═══ Provided information

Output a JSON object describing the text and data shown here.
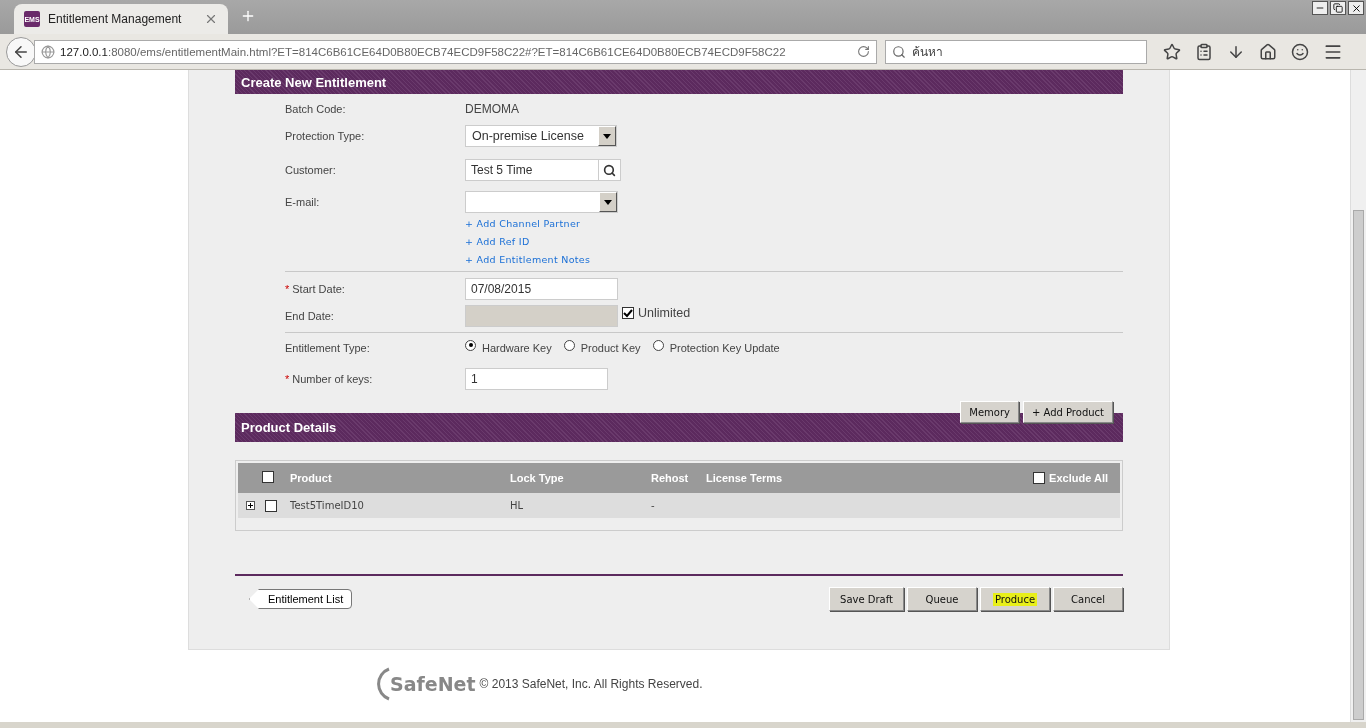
{
  "window": {
    "tab_title": "Entitlement Management",
    "favicon": "EMS"
  },
  "address_bar": {
    "host": "127.0.0.1",
    "rest": ":8080/ems/entitlementMain.html?ET=814C6B61CE64D0B80ECB74ECD9F58C22#?ET=814C6B61CE64D0B80ECB74ECD9F58C22"
  },
  "search": {
    "placeholder": "ค้นหา"
  },
  "form": {
    "title": "Create New Entitlement",
    "batch_code": {
      "label": "Batch Code:",
      "value": "DEMOMA"
    },
    "protection_type": {
      "label": "Protection Type:",
      "value": "On-premise License"
    },
    "customer": {
      "label": "Customer:",
      "value": "Test 5 Time"
    },
    "email": {
      "label": "E-mail:"
    },
    "links": [
      "+ Add Channel Partner",
      "+ Add Ref ID",
      "+ Add Entitlement Notes"
    ],
    "start_date": {
      "marker": "*",
      "label": "Start Date:",
      "value": "07/08/2015"
    },
    "end_date": {
      "label": "End Date:",
      "disabled": true,
      "unlimited": {
        "label": "Unlimited",
        "checked": true
      }
    },
    "entitlement_type": {
      "label": "Entitlement Type:",
      "options": [
        {
          "label": "Hardware Key",
          "selected": true
        },
        {
          "label": "Product Key",
          "selected": false
        },
        {
          "label": "Protection Key Update",
          "selected": false
        }
      ]
    },
    "number_of_keys": {
      "marker": "*",
      "label": "Number of keys:",
      "value": "1"
    }
  },
  "product_details": {
    "title": "Product Details",
    "buttons": [
      "Memory",
      "+ Add Product"
    ],
    "select_all_checked": false,
    "columns": [
      "Product",
      "Lock Type",
      "Rehost",
      "License Terms"
    ],
    "exclude_all": {
      "label": "Exclude All",
      "checked": false
    },
    "rows": [
      {
        "product": "Test5TimeID10",
        "lock_type": "HL",
        "rehost": "-",
        "checked": false
      }
    ]
  },
  "footer_actions": {
    "back": "Entitlement List",
    "buttons": [
      {
        "label": "Save Draft",
        "highlighted": false
      },
      {
        "label": "Queue",
        "highlighted": false
      },
      {
        "label": "Produce",
        "highlighted": true
      },
      {
        "label": "Cancel",
        "highlighted": false
      }
    ]
  },
  "copyright": {
    "logo": "SafeNet",
    "text": "© 2013 SafeNet, Inc. All Rights Reserved."
  }
}
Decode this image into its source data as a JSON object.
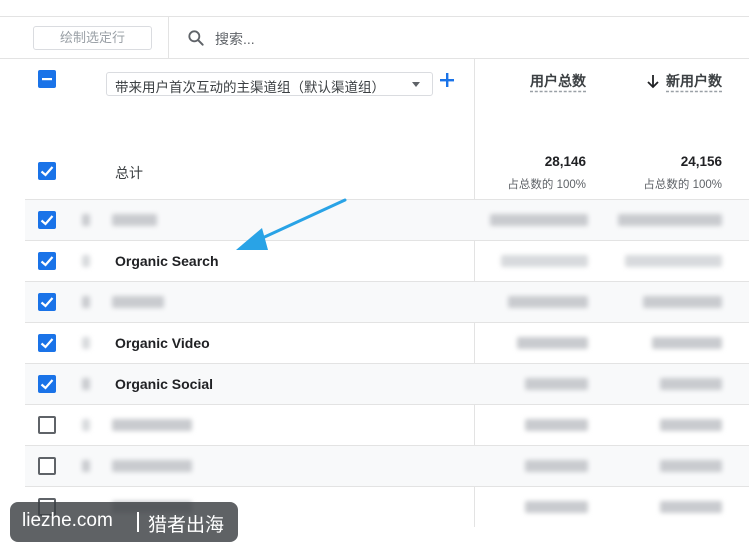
{
  "toolbar": {
    "plot_button": "绘制选定行",
    "search_placeholder": "搜索..."
  },
  "dimension": {
    "selected": "带来用户首次互动的主渠道组（默认渠道组）"
  },
  "metrics": {
    "total_users_header": "用户总数",
    "new_users_header": "新用户数",
    "sort": "descending-new-users"
  },
  "totals": {
    "label": "总计",
    "total_users": "28,146",
    "total_users_share": "占总数的 100%",
    "new_users": "24,156",
    "new_users_share": "占总数的 100%"
  },
  "rows": [
    {
      "label": "",
      "checked": true
    },
    {
      "label": "Organic Search",
      "checked": true
    },
    {
      "label": "",
      "checked": true
    },
    {
      "label": "Organic Video",
      "checked": true
    },
    {
      "label": "Organic Social",
      "checked": true
    },
    {
      "label": "",
      "checked": false
    },
    {
      "label": "",
      "checked": false
    },
    {
      "label": "",
      "checked": false
    }
  ],
  "watermark": {
    "site": "liezhe.com",
    "brand": "猎者出海"
  },
  "colors": {
    "accent": "#1a73e8",
    "annotation_arrow": "#29a3e6"
  }
}
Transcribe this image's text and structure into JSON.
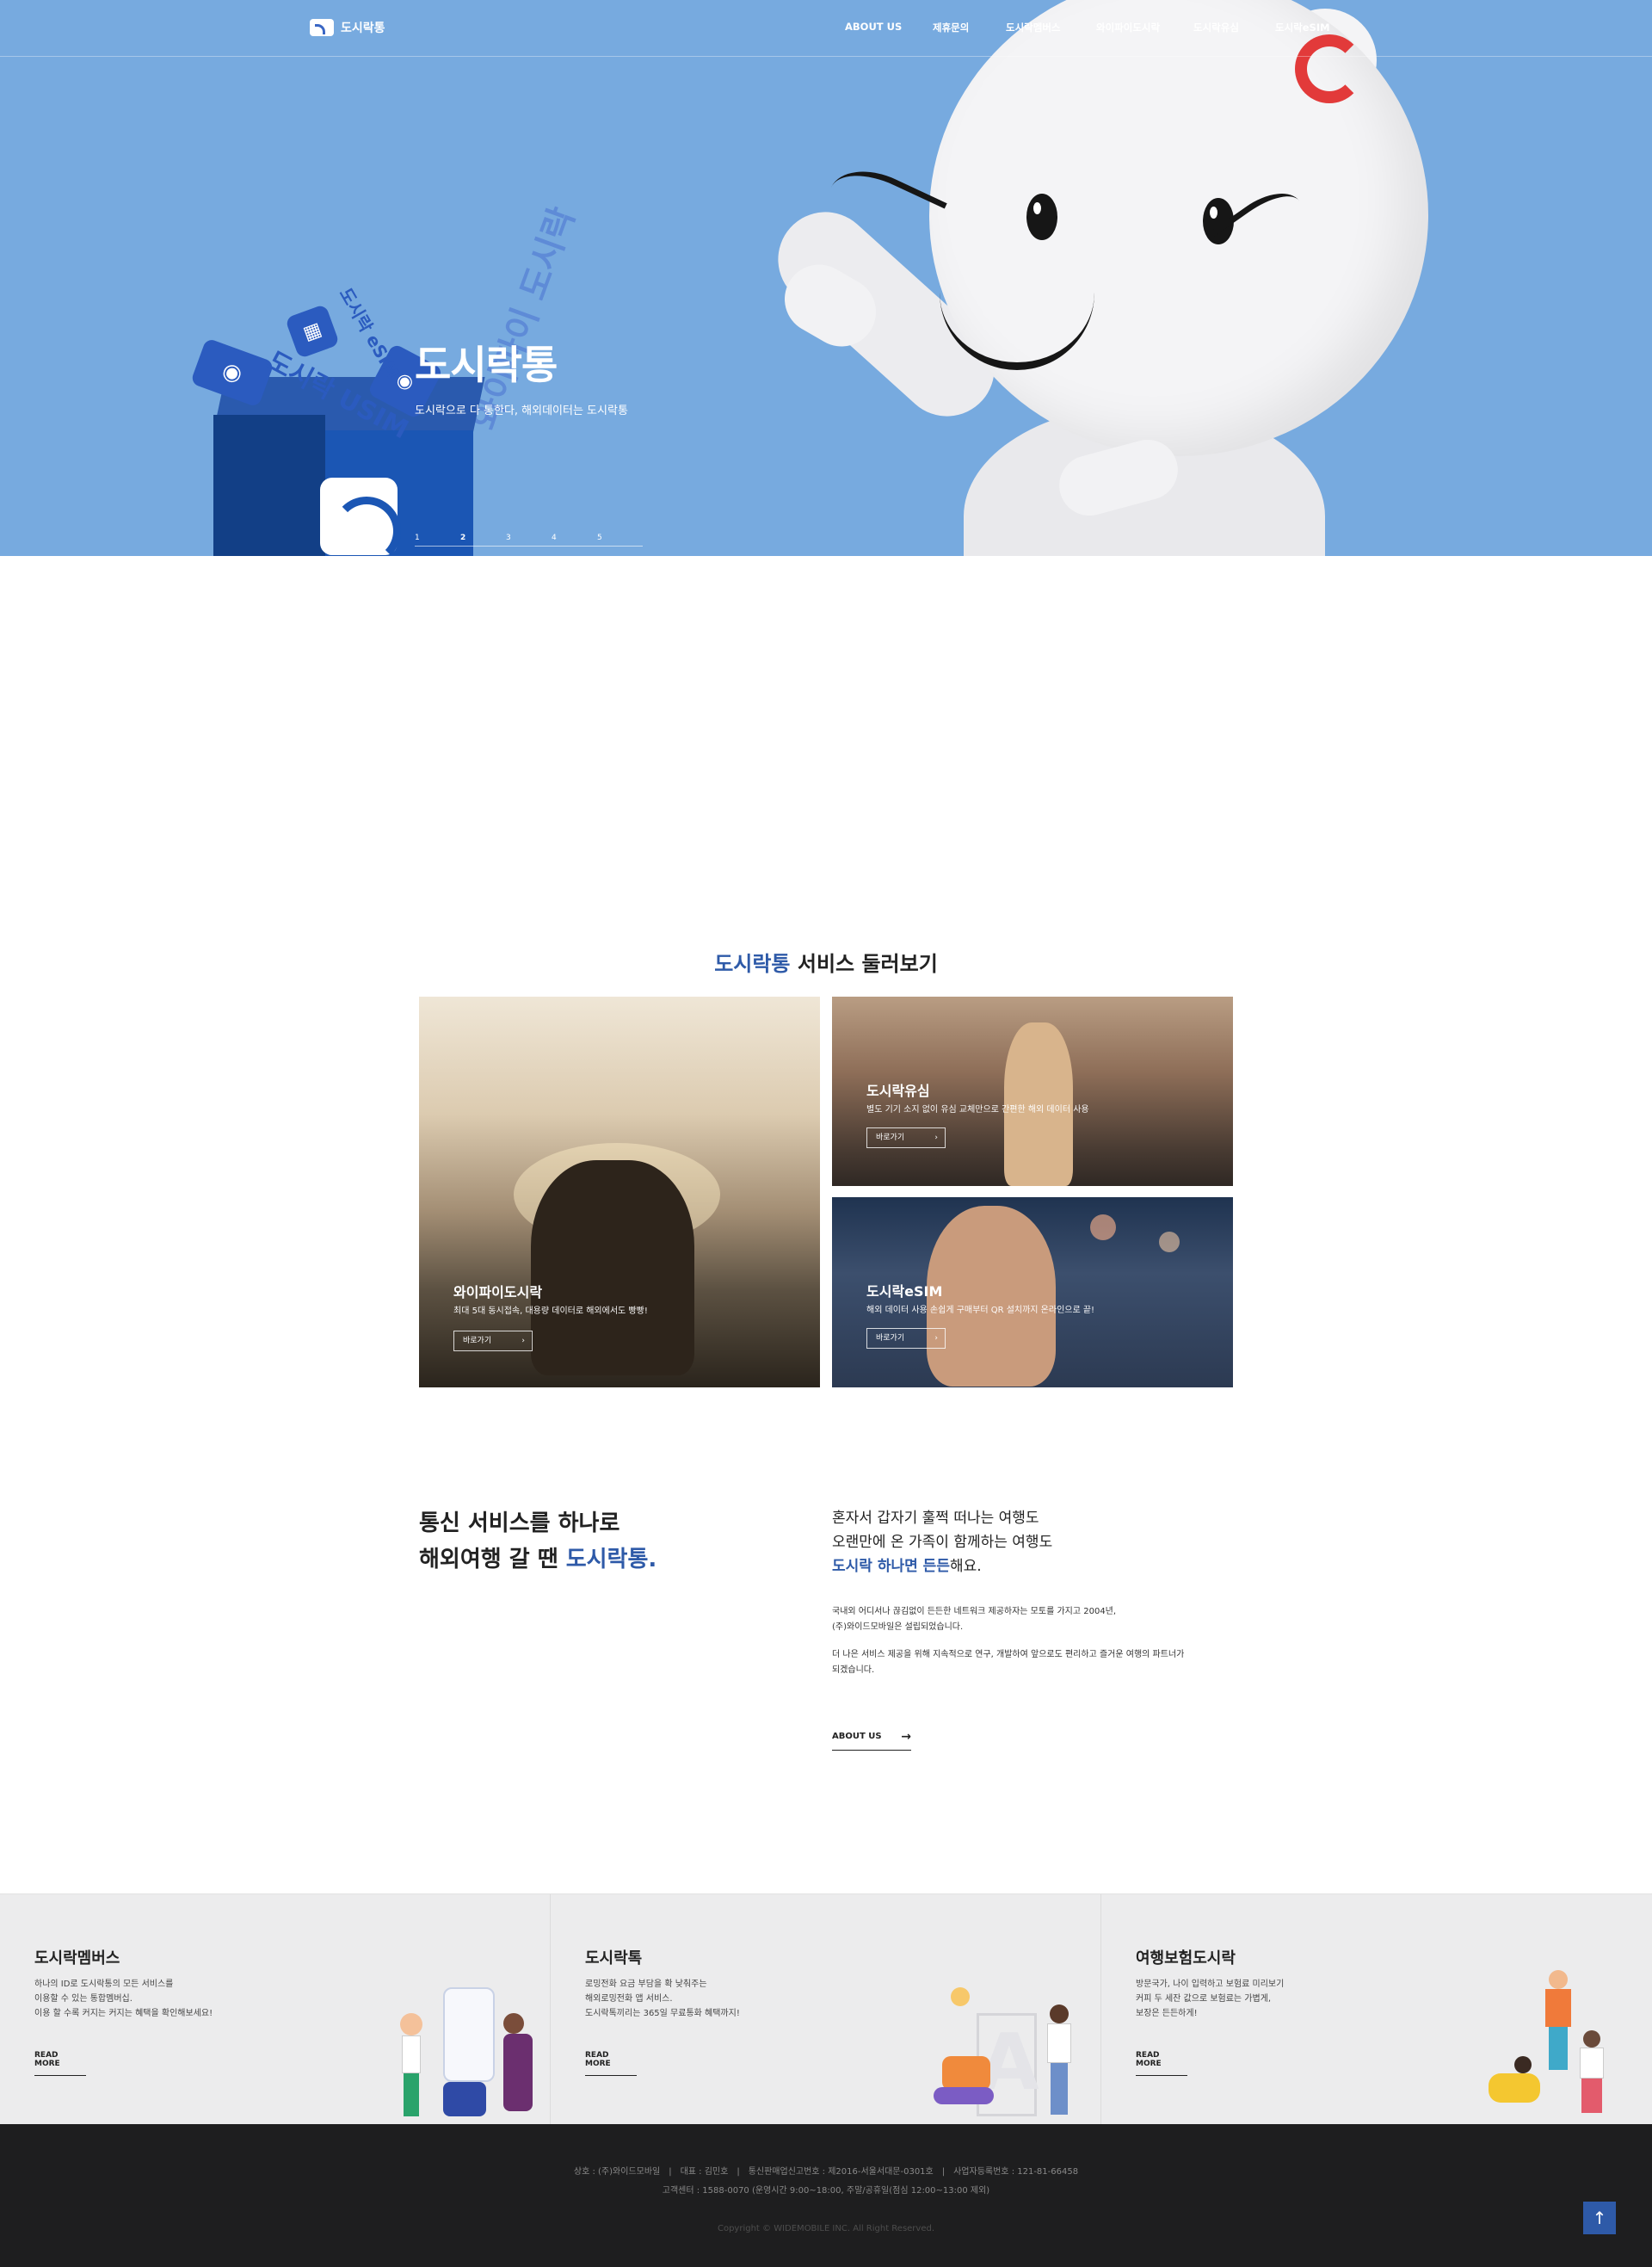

══════

**Given exercise:** Quote the material in full and exactly; do not carry over its pictures.

**Full response:**
Output a JSON object describing the text and data shown here.
{
  "window": {
    "tab_title": "Entitlement Management",
    "favicon": "EMS"
  },
  "address_bar": {
    "host": "127.0.0.1",
    "rest": ":8080/ems/entitlementMain.html?ET=814C6B61CE64D0B80ECB74ECD9F58C22#?ET=814C6B61CE64D0B80ECB74ECD9F58C22"
  },
  "search": {
    "placeholder": "ค้นหา"
  },
  "form": {
    "title": "Create New Entitlement",
    "batch_code": {
      "label": "Batch Code:",
      "value": "DEMOMA"
    },
    "protection_type": {
      "label": "Protection Type:",
      "value": "On-premise License"
    },
    "customer": {
      "label": "Customer:",
      "value": "Test 5 Time"
    },
    "email": {
      "label": "E-mail:"
    },
    "links": [
      "+ Add Channel Partner",
      "+ Add Ref ID",
      "+ Add Entitlement Notes"
    ],
    "start_date": {
      "marker": "*",
      "label": "Start Date:",
      "value": "07/08/2015"
    },
    "end_date": {
      "label": "End Date:",
      "disabled": true,
      "unlimited": {
        "label": "Unlimited",
        "checked": true
      }
    },
    "entitlement_type": {
      "label": "Entitlement Type:",
      "options": [
        {
          "label": "Hardware Key",
          "selected": true
        },
        {
          "label": "Product Key",
          "selected": false
        },
        {
          "label": "Protection Key Update",
          "selected": false
        }
      ]
    },
    "number_of_keys": {
      "marker": "*",
      "label": "Number of keys:",
      "value": "1"
    }
  },
  "product_details": {
    "title": "Product Details",
    "buttons": [
      "Memory",
      "+ Add Product"
    ],
    "select_all_checked": false,
    "columns": [
      "Product",
      "Lock Type",
      "Rehost",
      "License Terms"
    ],
    "exclude_all": {
      "label": "Exclude All",
      "checked": false
    },
    "rows": [
      {
        "product": "Test5TimeID10",
        "lock_type": "HL",
        "rehost": "-",
        "checked": false
      }
    ]
  },
  "footer_actions": {
    "back": "Entitlement List",
    "buttons": [
      {
        "label": "Save Draft",
        "highlighted": false
      },
      {
        "label": "Queue",
        "highlighted": false
      },
      {
        "label": "Produce",
        "highlighted": true
      },
      {
        "label": "Cancel",
        "highlighted": false
      }
    ]
  },
  "copyright": {
    "logo": "SafeNet",
    "text": "© 2013 SafeNet, Inc. All Rights Reserved."
  }
}
Decode this image into its source data as a JSON object.
{
  "toolbar": {
    "plot_button": "绘制选定行",
    "search_placeholder": "搜索..."
  },
  "dimension": {
    "selected": "带来用户首次互动的主渠道组（默认渠道组）"
  },
  "metrics": {
    "total_users_header": "用户总数",
    "new_users_header": "新用户数",
    "sort": "descending-new-users"
  },
  "totals": {
    "label": "总计",
    "total_users": "28,146",
    "total_users_share": "占总数的 100%",
    "new_users": "24,156",
    "new_users_share": "占总数的 100%"
  },
  "rows": [
    {
      "label": "",
      "checked": true
    },
    {
      "label": "Organic Search",
      "checked": true
    },
    {
      "label": "",
      "checked": true
    },
    {
      "label": "Organic Video",
      "checked": true
    },
    {
      "label": "Organic Social",
      "checked": true
    },
    {
      "label": "",
      "checked": false
    },
    {
      "label": "",
      "checked": false
    },
    {
      "label": "",
      "checked": false
    }
  ],
  "watermark": {
    "site": "liezhe.com",
    "brand": "猎者出海"
  },
  "colors": {
    "accent": "#1a73e8",
    "annotation_arrow": "#29a3e6"
  }
}
Transcribe this image's text and structure into JSON.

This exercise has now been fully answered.